#### Liste

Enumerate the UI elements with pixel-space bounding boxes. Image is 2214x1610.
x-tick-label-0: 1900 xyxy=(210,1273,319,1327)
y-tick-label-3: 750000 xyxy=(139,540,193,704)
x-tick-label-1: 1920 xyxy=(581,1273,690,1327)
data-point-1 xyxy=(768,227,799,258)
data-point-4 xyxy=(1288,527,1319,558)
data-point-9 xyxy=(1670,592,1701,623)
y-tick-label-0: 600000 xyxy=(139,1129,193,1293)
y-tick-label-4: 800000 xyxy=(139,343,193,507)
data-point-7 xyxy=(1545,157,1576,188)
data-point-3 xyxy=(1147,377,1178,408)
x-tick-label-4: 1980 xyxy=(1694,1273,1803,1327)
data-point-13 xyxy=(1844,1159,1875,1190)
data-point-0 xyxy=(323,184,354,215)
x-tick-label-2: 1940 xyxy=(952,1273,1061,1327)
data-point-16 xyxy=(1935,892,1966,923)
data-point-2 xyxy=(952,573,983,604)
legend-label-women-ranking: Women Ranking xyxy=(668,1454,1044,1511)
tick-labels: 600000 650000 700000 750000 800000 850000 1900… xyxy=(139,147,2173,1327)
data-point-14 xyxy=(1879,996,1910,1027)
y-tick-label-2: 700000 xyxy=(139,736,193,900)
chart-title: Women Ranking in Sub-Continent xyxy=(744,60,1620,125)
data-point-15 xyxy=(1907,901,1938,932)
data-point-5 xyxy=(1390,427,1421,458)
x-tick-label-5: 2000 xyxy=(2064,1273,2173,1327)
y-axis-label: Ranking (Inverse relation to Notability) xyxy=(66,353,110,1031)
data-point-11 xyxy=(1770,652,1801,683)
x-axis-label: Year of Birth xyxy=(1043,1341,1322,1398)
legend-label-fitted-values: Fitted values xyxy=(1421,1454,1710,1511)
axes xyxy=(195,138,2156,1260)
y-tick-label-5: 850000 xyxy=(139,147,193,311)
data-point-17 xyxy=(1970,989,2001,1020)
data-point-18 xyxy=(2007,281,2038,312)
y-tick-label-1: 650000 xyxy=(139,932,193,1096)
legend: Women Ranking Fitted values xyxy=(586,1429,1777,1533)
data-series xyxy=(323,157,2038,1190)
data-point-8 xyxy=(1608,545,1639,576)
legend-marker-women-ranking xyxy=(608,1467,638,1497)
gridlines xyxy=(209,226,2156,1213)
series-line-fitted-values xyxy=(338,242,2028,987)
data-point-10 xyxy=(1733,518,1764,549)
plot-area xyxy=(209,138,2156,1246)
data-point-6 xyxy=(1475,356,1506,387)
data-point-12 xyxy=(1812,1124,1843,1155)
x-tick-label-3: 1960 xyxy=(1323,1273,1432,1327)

########

> Le problème
Transcrivez à l'identique les lignes depuis le début jusqu'à celle qui contient "x-tick-label-1: 1920 xyxy=(581,1273,690,1327)", cette dernière incluse.

> Corrigé
Enumerate the UI elements with pixel-space bounding boxes. Image is 2214x1610.
x-tick-label-0: 1900 xyxy=(210,1273,319,1327)
y-tick-label-3: 750000 xyxy=(139,540,193,704)
x-tick-label-1: 1920 xyxy=(581,1273,690,1327)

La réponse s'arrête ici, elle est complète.